Extract the records below word for word and ignore the images.

## [EXTRACTED MATERIAL]
-------

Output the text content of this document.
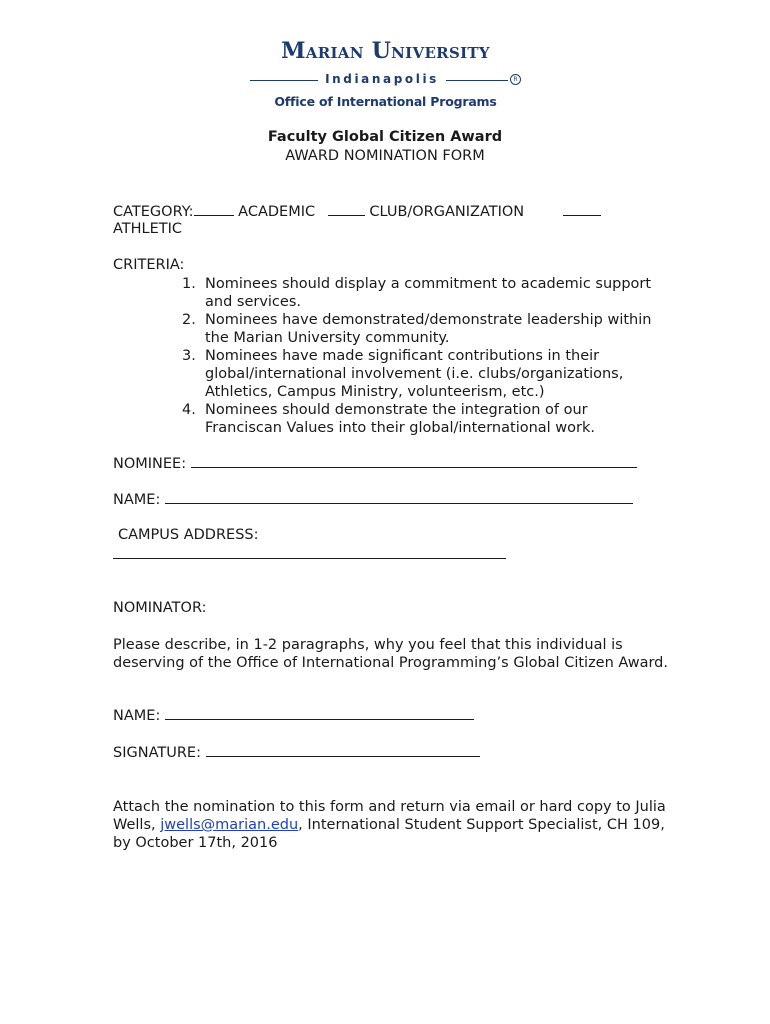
Marian University
Indianapolis	R
Office of International Programs
Faculty Global Citizen Award
AWARD NOMINATION FORM
CATEGORY:	ACADEMIC	CLUB/ORGANIZATION
ATHLETIC
CRITERIA:
1. Nominees should display a commitment to academic support and services.
2. Nominees have demonstrated/demonstrate leadership within the Marian University community.
3. Nominees have made significant contributions in their global/international involvement (i.e. clubs/organizations, Athletics, Campus Ministry, volunteerism, etc.)
4. Nominees should demonstrate the integration of our Franciscan Values into their global/international work.
NOMINEE:
NAME:
CAMPUS ADDRESS:
NOMINATOR:
Please describe, in 1-2 paragraphs, why you feel that this individual is deserving of the Office of International Programming’s Global Citizen Award.
NAME:
SIGNATURE:
Attach the nomination to this form and return via email or hard copy to Julia Wells, jwells@marian.edu, International Student Support Specialist, CH 109, by October 17th, 2016
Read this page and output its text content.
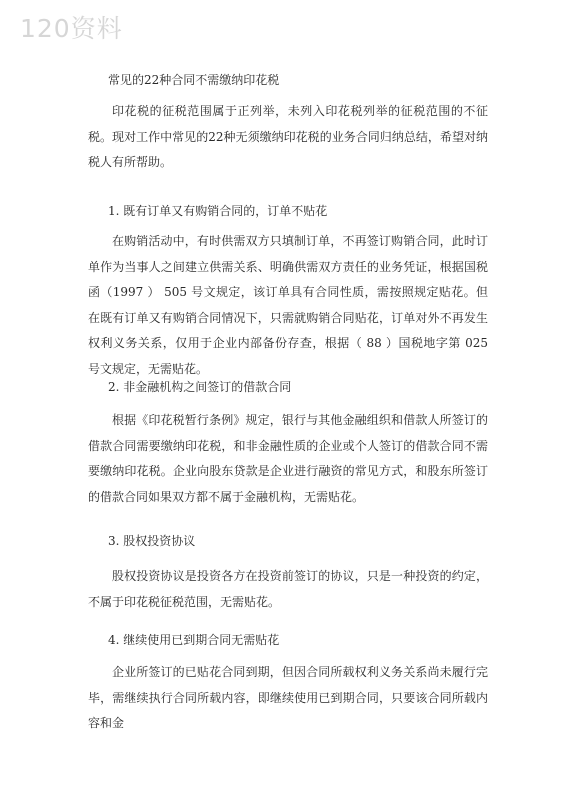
120资料
常见的22种合同不需缴纳印花税

印花税的征税范围属于正列举，未列入印花税列举的征税范围的不征税。现对工作中常见的22种无须缴纳印花税的业务合同归纳总结，希望对纳税人有所帮助。

1. 既有订单又有购销合同的，订单不贴花

在购销活动中，有时供需双方只填制订单，不再签订购销合同，此时订单作为当事人之间建立供需关系、明确供需双方责任的业务凭证，根据国税函（1997 ） 505 号文规定，该订单具有合同性质，需按照规定贴花。但在既有订单又有购销合同情况下，只需就购销合同贴花，订单对外不再发生权利义务关系，仅用于企业内部备份存查，根据（ 88 ）国税地字第 025 号文规定，无需贴花。

2. 非金融机构之间签订的借款合同

根据《印花税暂行条例》规定，银行与其他金融组织和借款人所签订的借款合同需要缴纳印花税，和非金融性质的企业或个人签订的借款合同不需要缴纳印花税。企业向股东贷款是企业进行融资的常见方式，和股东所签订的借款合同如果双方都不属于金融机构，无需贴花。

3. 股权投资协议

股权投资协议是投资各方在投资前签订的协议，只是一种投资的约定，不属于印花税征税范围，无需贴花。

4. 继续使用已到期合同无需贴花

企业所签订的已贴花合同到期，但因合同所载权利义务关系尚未履行完毕，需继续执行合同所载内容，即继续使用已到期合同，只要该合同所载内容和金
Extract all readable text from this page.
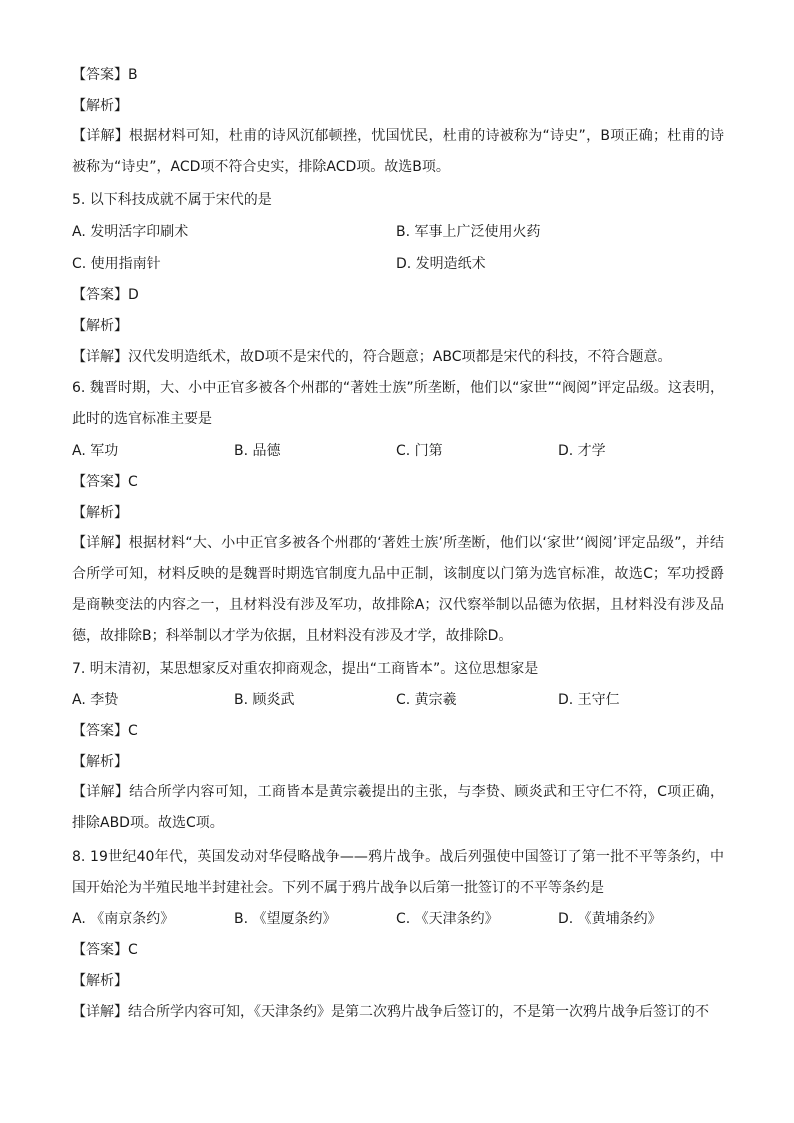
【答案】B
【解析】
【详解】根据材料可知，杜甫的诗风沉郁顿挫，忧国忧民，杜甫的诗被称为“诗史”，B项正确；杜甫的诗被称为“诗史”，ACD项不符合史实，排除ACD项。故选B项。
5. 以下科技成就不属于宋代的是
A. 发明活字印刷术	B. 军事上广泛使用火药
C. 使用指南针	D. 发明造纸术
【答案】D
【解析】
【详解】汉代发明造纸术，故D项不是宋代的，符合题意；ABC项都是宋代的科技，不符合题意。
6. 魏晋时期，大、小中正官多被各个州郡的“著姓士族”所垄断，他们以“家世”“阀阅”评定品级。这表明，此时的选官标准主要是
A. 军功	B. 品德	C. 门第	D. 才学
【答案】C
【解析】
【详解】根据材料“大、小中正官多被各个州郡的‘著姓士族’所垄断，他们以‘家世’‘阀阅’评定品级”，并结合所学可知，材料反映的是魏晋时期选官制度九品中正制，该制度以门第为选官标准，故选C；军功授爵是商鞅变法的内容之一，且材料没有涉及军功，故排除A；汉代察举制以品德为依据，且材料没有涉及品德，故排除B；科举制以才学为依据，且材料没有涉及才学，故排除D。
7. 明末清初，某思想家反对重农抑商观念，提出“工商皆本”。这位思想家是
A. 李贽	B. 顾炎武	C. 黄宗羲	D. 王守仁
【答案】C
【解析】
【详解】结合所学内容可知，工商皆本是黄宗羲提出的主张，与李贽、顾炎武和王守仁不符，C项正确，排除ABD项。故选C项。
8. 19世纪40年代，英国发动对华侵略战争——鸦片战争。战后列强使中国签订了第一批不平等条约，中国开始沦为半殖民地半封建社会。下列不属于鸦片战争以后第一批签订的不平等条约是
A. 《南京条约》	B. 《望厦条约》	C. 《天津条约》	D. 《黄埔条约》
【答案】C
【解析】
【详解】结合所学内容可知，《天津条约》是第二次鸦片战争后签订的，不是第一次鸦片战争后签订的不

-------

## [SOLUTION TO THIS EXERCISE]
Output the text content of this document.
Marian University
Indianapolis	R
Office of International Programs
Faculty Global Citizen Award
AWARD NOMINATION FORM
CATEGORY:	ACADEMIC	CLUB/ORGANIZATION
ATHLETIC
CRITERIA:
1. Nominees should display a commitment to academic support and services.
2. Nominees have demonstrated/demonstrate leadership within the Marian University community.
3. Nominees have made significant contributions in their global/international involvement (i.e. clubs/organizations, Athletics, Campus Ministry, volunteerism, etc.)
4. Nominees should demonstrate the integration of our Franciscan Values into their global/international work.
NOMINEE:
NAME:
CAMPUS ADDRESS:
NOMINATOR:
Please describe, in 1-2 paragraphs, why you feel that this individual is deserving of the Office of International Programming’s Global Citizen Award.
NAME:
SIGNATURE:
Attach the nomination to this form and return via email or hard copy to Julia Wells, jwells@marian.edu, International Student Support Specialist, CH 109, by October 17th, 2016
Read this page and output its text content.
120资料
常见的22种合同不需缴纳印花税

印花税的征税范围属于正列举，未列入印花税列举的征税范围的不征税。现对工作中常见的22种无须缴纳印花税的业务合同归纳总结，希望对纳税人有所帮助。

1. 既有订单又有购销合同的，订单不贴花

在购销活动中，有时供需双方只填制订单，不再签订购销合同，此时订单作为当事人之间建立供需关系、明确供需双方责任的业务凭证，根据国税函（1997 ） 505 号文规定，该订单具有合同性质，需按照规定贴花。但在既有订单又有购销合同情况下，只需就购销合同贴花，订单对外不再发生权利义务关系，仅用于企业内部备份存查，根据（ 88 ）国税地字第 025 号文规定，无需贴花。

2. 非金融机构之间签订的借款合同

根据《印花税暂行条例》规定，银行与其他金融组织和借款人所签订的借款合同需要缴纳印花税，和非金融性质的企业或个人签订的借款合同不需要缴纳印花税。企业向股东贷款是企业进行融资的常见方式，和股东所签订的借款合同如果双方都不属于金融机构，无需贴花。

3. 股权投资协议

股权投资协议是投资各方在投资前签订的协议，只是一种投资的约定，不属于印花税征税范围，无需贴花。

4. 继续使用已到期合同无需贴花

企业所签订的已贴花合同到期，但因合同所载权利义务关系尚未履行完毕，需继续执行合同所载内容，即继续使用已到期合同，只要该合同所载内容和金
Extract all readable text from this page.
【答案】B
【解析】
【详解】根据材料可知，杜甫的诗风沉郁顿挫，忧国忧民，杜甫的诗被称为“诗史”，B项正确；杜甫的诗被称为“诗史”，ACD项不符合史实，排除ACD项。故选B项。
5. 以下科技成就不属于宋代的是
A. 发明活字印刷术	B. 军事上广泛使用火药
C. 使用指南针	D. 发明造纸术
【答案】D
【解析】
【详解】汉代发明造纸术，故D项不是宋代的，符合题意；ABC项都是宋代的科技，不符合题意。
6. 魏晋时期，大、小中正官多被各个州郡的“著姓士族”所垄断，他们以“家世”“阀阅”评定品级。这表明，此时的选官标准主要是
A. 军功	B. 品德	C. 门第	D. 才学
【答案】C
【解析】
【详解】根据材料“大、小中正官多被各个州郡的‘著姓士族’所垄断，他们以‘家世’‘阀阅’评定品级”，并结合所学可知，材料反映的是魏晋时期选官制度九品中正制，该制度以门第为选官标准，故选C；军功授爵是商鞅变法的内容之一，且材料没有涉及军功，故排除A；汉代察举制以品德为依据，且材料没有涉及品德，故排除B；科举制以才学为依据，且材料没有涉及才学，故排除D。
7. 明末清初，某思想家反对重农抑商观念，提出“工商皆本”。这位思想家是
A. 李贽	B. 顾炎武	C. 黄宗羲	D. 王守仁
【答案】C
【解析】
【详解】结合所学内容可知，工商皆本是黄宗羲提出的主张，与李贽、顾炎武和王守仁不符，C项正确，排除ABD项。故选C项。
8. 19世纪40年代，英国发动对华侵略战争——鸦片战争。战后列强使中国签订了第一批不平等条约，中国开始沦为半殖民地半封建社会。下列不属于鸦片战争以后第一批签订的不平等条约是
A. 《南京条约》	B. 《望厦条约》	C. 《天津条约》	D. 《黄埔条约》
【答案】C
【解析】
【详解】结合所学内容可知，《天津条约》是第二次鸦片战争后签订的，不是第一次鸦片战争后签订的不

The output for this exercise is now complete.